RECORDS TO PROCESS START

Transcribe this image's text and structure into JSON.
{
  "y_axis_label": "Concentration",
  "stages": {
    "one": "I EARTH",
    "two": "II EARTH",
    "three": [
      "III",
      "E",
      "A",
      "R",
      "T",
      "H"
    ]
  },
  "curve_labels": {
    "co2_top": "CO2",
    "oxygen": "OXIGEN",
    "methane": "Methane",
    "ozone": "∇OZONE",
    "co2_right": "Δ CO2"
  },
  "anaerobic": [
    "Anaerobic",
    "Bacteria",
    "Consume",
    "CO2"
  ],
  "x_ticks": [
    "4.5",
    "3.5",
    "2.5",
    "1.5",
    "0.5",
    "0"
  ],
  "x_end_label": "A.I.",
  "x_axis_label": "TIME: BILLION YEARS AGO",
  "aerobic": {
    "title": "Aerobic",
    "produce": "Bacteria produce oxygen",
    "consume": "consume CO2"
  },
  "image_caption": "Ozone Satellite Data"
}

RECORDS TO PROCESS END

WHAT IS BEING ASKED: Gather each line in the data that holds the string "oxygen".

REPLY:
    "oxygen": "OXIGEN",
    "produce": "Bacteria produce oxygen",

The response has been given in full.